» Problem description
Write the material out again, line by line, exactly as it is.

» Given records
** begin **

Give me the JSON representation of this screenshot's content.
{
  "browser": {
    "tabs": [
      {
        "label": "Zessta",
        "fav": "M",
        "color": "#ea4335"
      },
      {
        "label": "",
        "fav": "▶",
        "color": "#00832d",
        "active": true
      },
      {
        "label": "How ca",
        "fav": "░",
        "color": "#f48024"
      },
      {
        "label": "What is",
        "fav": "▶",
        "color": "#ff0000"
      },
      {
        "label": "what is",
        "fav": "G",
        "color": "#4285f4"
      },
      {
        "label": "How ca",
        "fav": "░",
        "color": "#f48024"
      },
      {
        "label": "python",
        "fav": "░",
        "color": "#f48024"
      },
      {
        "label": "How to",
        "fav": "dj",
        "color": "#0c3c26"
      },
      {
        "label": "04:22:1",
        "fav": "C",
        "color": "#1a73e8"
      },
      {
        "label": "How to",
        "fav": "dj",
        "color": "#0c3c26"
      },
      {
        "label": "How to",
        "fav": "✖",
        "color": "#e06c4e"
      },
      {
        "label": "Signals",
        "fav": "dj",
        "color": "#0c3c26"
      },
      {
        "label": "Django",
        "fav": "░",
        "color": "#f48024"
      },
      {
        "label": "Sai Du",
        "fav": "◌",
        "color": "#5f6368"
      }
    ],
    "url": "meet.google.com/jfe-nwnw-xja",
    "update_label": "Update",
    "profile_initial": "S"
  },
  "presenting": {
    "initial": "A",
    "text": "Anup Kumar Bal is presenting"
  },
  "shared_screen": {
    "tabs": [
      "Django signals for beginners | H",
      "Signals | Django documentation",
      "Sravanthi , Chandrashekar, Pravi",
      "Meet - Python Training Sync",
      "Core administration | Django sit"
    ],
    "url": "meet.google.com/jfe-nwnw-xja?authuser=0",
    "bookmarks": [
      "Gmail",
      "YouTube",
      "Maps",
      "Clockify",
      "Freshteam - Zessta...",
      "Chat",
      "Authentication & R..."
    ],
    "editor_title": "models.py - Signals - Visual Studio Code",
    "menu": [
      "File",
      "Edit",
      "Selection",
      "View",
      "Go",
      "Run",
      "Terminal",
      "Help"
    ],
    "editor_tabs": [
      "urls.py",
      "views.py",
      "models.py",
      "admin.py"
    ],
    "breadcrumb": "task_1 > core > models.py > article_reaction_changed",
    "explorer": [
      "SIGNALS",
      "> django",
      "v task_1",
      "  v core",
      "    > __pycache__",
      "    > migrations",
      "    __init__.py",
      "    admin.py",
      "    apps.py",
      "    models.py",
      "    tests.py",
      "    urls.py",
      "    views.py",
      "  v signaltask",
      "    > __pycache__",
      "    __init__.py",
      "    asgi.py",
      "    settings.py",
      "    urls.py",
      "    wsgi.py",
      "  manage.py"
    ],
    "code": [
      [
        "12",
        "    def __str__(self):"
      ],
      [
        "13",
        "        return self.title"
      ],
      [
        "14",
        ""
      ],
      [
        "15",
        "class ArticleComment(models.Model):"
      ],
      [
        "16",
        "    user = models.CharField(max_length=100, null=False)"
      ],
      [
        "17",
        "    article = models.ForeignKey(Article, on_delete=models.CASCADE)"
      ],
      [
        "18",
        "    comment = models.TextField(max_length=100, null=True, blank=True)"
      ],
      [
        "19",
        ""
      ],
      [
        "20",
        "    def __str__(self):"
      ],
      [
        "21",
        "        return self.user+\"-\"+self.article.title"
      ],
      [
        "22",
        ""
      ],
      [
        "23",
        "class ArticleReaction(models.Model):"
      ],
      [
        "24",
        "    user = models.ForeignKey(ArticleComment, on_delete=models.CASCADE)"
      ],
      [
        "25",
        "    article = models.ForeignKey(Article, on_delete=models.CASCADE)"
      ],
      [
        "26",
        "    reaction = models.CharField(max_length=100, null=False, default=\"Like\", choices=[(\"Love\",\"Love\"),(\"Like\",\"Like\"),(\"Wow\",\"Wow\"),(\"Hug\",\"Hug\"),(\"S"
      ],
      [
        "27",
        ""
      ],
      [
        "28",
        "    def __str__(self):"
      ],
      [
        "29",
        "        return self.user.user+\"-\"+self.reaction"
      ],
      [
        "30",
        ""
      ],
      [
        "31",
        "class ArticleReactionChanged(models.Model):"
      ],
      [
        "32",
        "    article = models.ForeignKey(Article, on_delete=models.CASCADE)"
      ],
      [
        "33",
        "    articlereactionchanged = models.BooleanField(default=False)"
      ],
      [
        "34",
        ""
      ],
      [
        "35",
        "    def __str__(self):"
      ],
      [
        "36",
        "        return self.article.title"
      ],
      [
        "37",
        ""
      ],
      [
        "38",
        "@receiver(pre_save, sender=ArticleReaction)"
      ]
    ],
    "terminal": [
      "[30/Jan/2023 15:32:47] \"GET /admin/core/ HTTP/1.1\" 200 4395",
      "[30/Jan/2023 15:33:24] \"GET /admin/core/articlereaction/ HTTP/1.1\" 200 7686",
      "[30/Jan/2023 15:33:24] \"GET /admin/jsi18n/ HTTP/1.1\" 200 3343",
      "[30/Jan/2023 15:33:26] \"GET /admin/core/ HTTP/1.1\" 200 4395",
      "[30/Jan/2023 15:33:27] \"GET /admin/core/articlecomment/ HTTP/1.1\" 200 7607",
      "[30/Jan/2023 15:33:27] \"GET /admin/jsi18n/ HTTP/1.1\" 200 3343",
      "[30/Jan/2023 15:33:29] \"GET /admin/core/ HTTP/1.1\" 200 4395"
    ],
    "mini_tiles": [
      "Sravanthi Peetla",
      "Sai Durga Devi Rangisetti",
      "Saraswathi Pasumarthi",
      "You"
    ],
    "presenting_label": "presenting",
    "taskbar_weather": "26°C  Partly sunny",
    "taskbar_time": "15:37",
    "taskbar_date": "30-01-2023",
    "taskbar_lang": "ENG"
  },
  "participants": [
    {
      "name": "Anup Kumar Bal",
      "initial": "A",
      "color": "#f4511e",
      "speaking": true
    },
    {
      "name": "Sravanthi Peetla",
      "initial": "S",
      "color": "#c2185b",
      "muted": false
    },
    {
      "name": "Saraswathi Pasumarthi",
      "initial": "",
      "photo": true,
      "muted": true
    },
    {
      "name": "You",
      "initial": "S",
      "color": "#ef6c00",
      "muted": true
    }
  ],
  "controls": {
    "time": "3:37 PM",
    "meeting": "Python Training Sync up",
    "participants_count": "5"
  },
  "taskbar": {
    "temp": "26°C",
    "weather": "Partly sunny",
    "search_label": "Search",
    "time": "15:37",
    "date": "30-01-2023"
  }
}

** end **

» Finished task
Give me the JSON representation of this screenshot's content.
{
  "browser": {
    "tabs": [
      {
        "label": "Zessta",
        "fav": "M",
        "color": "#ea4335"
      },
      {
        "label": "",
        "fav": "▶",
        "color": "#00832d",
        "active": true
      },
      {
        "label": "How ca",
        "fav": "░",
        "color": "#f48024"
      },
      {
        "label": "What is",
        "fav": "▶",
        "color": "#ff0000"
      },
      {
        "label": "what is",
        "fav": "G",
        "color": "#4285f4"
      },
      {
        "label": "How ca",
        "fav": "░",
        "color": "#f48024"
      },
      {
        "label": "python",
        "fav": "░",
        "color": "#f48024"
      },
      {
        "label": "How to",
        "fav": "dj",
        "color": "#0c3c26"
      },
      {
        "label": "04:22:1",
        "fav": "C",
        "color": "#1a73e8"
      },
      {
        "label": "How to",
        "fav": "dj",
        "color": "#0c3c26"
      },
      {
        "label": "How to",
        "fav": "✖",
        "color": "#e06c4e"
      },
      {
        "label": "Signals",
        "fav": "dj",
        "color": "#0c3c26"
      },
      {
        "label": "Django",
        "fav": "░",
        "color": "#f48024"
      },
      {
        "label": "Sai Du",
        "fav": "◌",
        "color": "#5f6368"
      }
    ],
    "url": "meet.google.com/jfe-nwnw-xja",
    "update_label": "Update",
    "profile_initial": "S"
  },
  "presenting": {
    "initial": "A",
    "text": "Anup Kumar Bal is presenting"
  },
  "shared_screen": {
    "tabs": [
      "Django signals for beginners | H",
      "Signals | Django documentation",
      "Sravanthi , Chandrashekar, Pravi",
      "Meet - Python Training Sync",
      "Core administration | Django sit"
    ],
    "url": "meet.google.com/jfe-nwnw-xja?authuser=0",
    "bookmarks": [
      "Gmail",
      "YouTube",
      "Maps",
      "Clockify",
      "Freshteam - Zessta...",
      "Chat",
      "Authentication & R..."
    ],
    "editor_title": "models.py - Signals - Visual Studio Code",
    "menu": [
      "File",
      "Edit",
      "Selection",
      "View",
      "Go",
      "Run",
      "Terminal",
      "Help"
    ],
    "editor_tabs": [
      "urls.py",
      "views.py",
      "models.py",
      "admin.py"
    ],
    "breadcrumb": "task_1 > core > models.py > article_reaction_changed",
    "explorer": [
      "SIGNALS",
      "> django",
      "v task_1",
      "  v core",
      "    > __pycache__",
      "    > migrations",
      "    __init__.py",
      "    admin.py",
      "    apps.py",
      "    models.py",
      "    tests.py",
      "    urls.py",
      "    views.py",
      "  v signaltask",
      "    > __pycache__",
      "    __init__.py",
      "    asgi.py",
      "    settings.py",
      "    urls.py",
      "    wsgi.py",
      "  manage.py"
    ],
    "code": [
      [
        "12",
        "    def __str__(self):"
      ],
      [
        "13",
        "        return self.title"
      ],
      [
        "14",
        ""
      ],
      [
        "15",
        "class ArticleComment(models.Model):"
      ],
      [
        "16",
        "    user = models.CharField(max_length=100, null=False)"
      ],
      [
        "17",
        "    article = models.ForeignKey(Article, on_delete=models.CASCADE)"
      ],
      [
        "18",
        "    comment = models.TextField(max_length=100, null=True, blank=True)"
      ],
      [
        "19",
        ""
      ],
      [
        "20",
        "    def __str__(self):"
      ],
      [
        "21",
        "        return self.user+\"-\"+self.article.title"
      ],
      [
        "22",
        ""
      ],
      [
        "23",
        "class ArticleReaction(models.Model):"
      ],
      [
        "24",
        "    user = models.ForeignKey(ArticleComment, on_delete=models.CASCADE)"
      ],
      [
        "25",
        "    article = models.ForeignKey(Article, on_delete=models.CASCADE)"
      ],
      [
        "26",
        "    reaction = models.CharField(max_length=100, null=False, default=\"Like\", choices=[(\"Love\",\"Love\"),(\"Like\",\"Like\"),(\"Wow\",\"Wow\"),(\"Hug\",\"Hug\"),(\"S"
      ],
      [
        "27",
        ""
      ],
      [
        "28",
        "    def __str__(self):"
      ],
      [
        "29",
        "        return self.user.user+\"-\"+self.reaction"
      ],
      [
        "30",
        ""
      ],
      [
        "31",
        "class ArticleReactionChanged(models.Model):"
      ],
      [
        "32",
        "    article = models.ForeignKey(Article, on_delete=models.CASCADE)"
      ],
      [
        "33",
        "    articlereactionchanged = models.BooleanField(default=False)"
      ],
      [
        "34",
        ""
      ],
      [
        "35",
        "    def __str__(self):"
      ],
      [
        "36",
        "        return self.article.title"
      ],
      [
        "37",
        ""
      ],
      [
        "38",
        "@receiver(pre_save, sender=ArticleReaction)"
      ]
    ],
    "terminal": [
      "[30/Jan/2023 15:32:47] \"GET /admin/core/ HTTP/1.1\" 200 4395",
      "[30/Jan/2023 15:33:24] \"GET /admin/core/articlereaction/ HTTP/1.1\" 200 7686",
      "[30/Jan/2023 15:33:24] \"GET /admin/jsi18n/ HTTP/1.1\" 200 3343",
      "[30/Jan/2023 15:33:26] \"GET /admin/core/ HTTP/1.1\" 200 4395",
      "[30/Jan/2023 15:33:27] \"GET /admin/core/articlecomment/ HTTP/1.1\" 200 7607",
      "[30/Jan/2023 15:33:27] \"GET /admin/jsi18n/ HTTP/1.1\" 200 3343",
      "[30/Jan/2023 15:33:29] \"GET /admin/core/ HTTP/1.1\" 200 4395"
    ],
    "mini_tiles": [
      "Sravanthi Peetla",
      "Sai Durga Devi Rangisetti",
      "Saraswathi Pasumarthi",
      "You"
    ],
    "presenting_label": "presenting",
    "taskbar_weather": "26°C  Partly sunny",
    "taskbar_time": "15:37",
    "taskbar_date": "30-01-2023",
    "taskbar_lang": "ENG"
  },
  "participants": [
    {
      "name": "Anup Kumar Bal",
      "initial": "A",
      "color": "#f4511e",
      "speaking": true
    },
    {
      "name": "Sravanthi Peetla",
      "initial": "S",
      "color": "#c2185b",
      "muted": false
    },
    {
      "name": "Saraswathi Pasumarthi",
      "initial": "",
      "photo": true,
      "muted": true
    },
    {
      "name": "You",
      "initial": "S",
      "color": "#ef6c00",
      "muted": true
    }
  ],
  "controls": {
    "time": "3:37 PM",
    "meeting": "Python Training Sync up",
    "participants_count": "5"
  },
  "taskbar": {
    "temp": "26°C",
    "weather": "Partly sunny",
    "search_label": "Search",
    "time": "15:37",
    "date": "30-01-2023"
  }
}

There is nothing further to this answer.